##### SUPPLIED RECORDS

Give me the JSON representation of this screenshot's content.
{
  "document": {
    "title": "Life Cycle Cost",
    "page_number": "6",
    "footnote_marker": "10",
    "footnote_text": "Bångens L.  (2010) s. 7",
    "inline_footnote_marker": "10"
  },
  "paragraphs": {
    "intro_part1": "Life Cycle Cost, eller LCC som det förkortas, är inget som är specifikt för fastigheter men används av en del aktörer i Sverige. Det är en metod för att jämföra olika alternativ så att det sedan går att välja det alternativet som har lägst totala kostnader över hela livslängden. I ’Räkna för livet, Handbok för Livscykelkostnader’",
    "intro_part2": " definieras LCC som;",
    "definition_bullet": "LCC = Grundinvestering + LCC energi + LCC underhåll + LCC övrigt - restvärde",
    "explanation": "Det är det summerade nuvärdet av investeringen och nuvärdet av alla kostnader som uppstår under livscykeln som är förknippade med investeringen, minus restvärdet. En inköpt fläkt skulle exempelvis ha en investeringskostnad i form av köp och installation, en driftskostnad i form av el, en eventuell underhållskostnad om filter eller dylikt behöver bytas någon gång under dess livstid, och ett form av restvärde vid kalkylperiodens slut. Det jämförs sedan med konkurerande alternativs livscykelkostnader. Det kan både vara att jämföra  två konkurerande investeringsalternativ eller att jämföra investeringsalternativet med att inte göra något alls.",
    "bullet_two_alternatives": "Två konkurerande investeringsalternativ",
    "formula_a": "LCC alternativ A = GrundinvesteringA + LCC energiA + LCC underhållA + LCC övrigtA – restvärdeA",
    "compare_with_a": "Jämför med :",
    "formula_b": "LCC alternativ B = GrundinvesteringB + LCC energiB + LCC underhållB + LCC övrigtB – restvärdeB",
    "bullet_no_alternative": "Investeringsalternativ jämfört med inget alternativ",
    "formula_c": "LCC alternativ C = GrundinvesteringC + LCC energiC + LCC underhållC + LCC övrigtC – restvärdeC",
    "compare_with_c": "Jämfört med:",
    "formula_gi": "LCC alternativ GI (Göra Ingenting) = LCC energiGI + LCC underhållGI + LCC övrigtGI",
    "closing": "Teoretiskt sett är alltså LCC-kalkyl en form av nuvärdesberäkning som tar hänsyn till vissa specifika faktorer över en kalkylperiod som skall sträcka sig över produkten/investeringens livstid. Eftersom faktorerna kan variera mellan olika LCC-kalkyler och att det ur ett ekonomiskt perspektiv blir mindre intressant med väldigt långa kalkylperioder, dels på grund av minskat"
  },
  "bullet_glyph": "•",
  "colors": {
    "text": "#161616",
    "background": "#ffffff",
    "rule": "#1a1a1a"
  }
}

##########

**EXERCISE INSTRUCTIONS**
Please quote every record above exactly as it appears.

**WORKED SOLUTION**
Give me the JSON representation of this screenshot's content.
{
  "document": {
    "title": "Life Cycle Cost",
    "page_number": "6",
    "footnote_marker": "10",
    "footnote_text": "Bångens L.  (2010) s. 7",
    "inline_footnote_marker": "10"
  },
  "paragraphs": {
    "intro_part1": "Life Cycle Cost, eller LCC som det förkortas, är inget som är specifikt för fastigheter men används av en del aktörer i Sverige. Det är en metod för att jämföra olika alternativ så att det sedan går att välja det alternativet som har lägst totala kostnader över hela livslängden. I ’Räkna för livet, Handbok för Livscykelkostnader’",
    "intro_part2": " definieras LCC som;",
    "definition_bullet": "LCC = Grundinvestering + LCC energi + LCC underhåll + LCC övrigt - restvärde",
    "explanation": "Det är det summerade nuvärdet av investeringen och nuvärdet av alla kostnader som uppstår under livscykeln som är förknippade med investeringen, minus restvärdet. En inköpt fläkt skulle exempelvis ha en investeringskostnad i form av köp och installation, en driftskostnad i form av el, en eventuell underhållskostnad om filter eller dylikt behöver bytas någon gång under dess livstid, och ett form av restvärde vid kalkylperiodens slut. Det jämförs sedan med konkurerande alternativs livscykelkostnader. Det kan både vara att jämföra  två konkurerande investeringsalternativ eller att jämföra investeringsalternativet med att inte göra något alls.",
    "bullet_two_alternatives": "Två konkurerande investeringsalternativ",
    "formula_a": "LCC alternativ A = GrundinvesteringA + LCC energiA + LCC underhållA + LCC övrigtA – restvärdeA",
    "compare_with_a": "Jämför med :",
    "formula_b": "LCC alternativ B = GrundinvesteringB + LCC energiB + LCC underhållB + LCC övrigtB – restvärdeB",
    "bullet_no_alternative": "Investeringsalternativ jämfört med inget alternativ",
    "formula_c": "LCC alternativ C = GrundinvesteringC + LCC energiC + LCC underhållC + LCC övrigtC – restvärdeC",
    "compare_with_c": "Jämfört med:",
    "formula_gi": "LCC alternativ GI (Göra Ingenting) = LCC energiGI + LCC underhållGI + LCC övrigtGI",
    "closing": "Teoretiskt sett är alltså LCC-kalkyl en form av nuvärdesberäkning som tar hänsyn till vissa specifika faktorer över en kalkylperiod som skall sträcka sig över produkten/investeringens livstid. Eftersom faktorerna kan variera mellan olika LCC-kalkyler och att det ur ett ekonomiskt perspektiv blir mindre intressant med väldigt långa kalkylperioder, dels på grund av minskat"
  },
  "bullet_glyph": "•",
  "colors": {
    "text": "#161616",
    "background": "#ffffff",
    "rule": "#1a1a1a"
  }
}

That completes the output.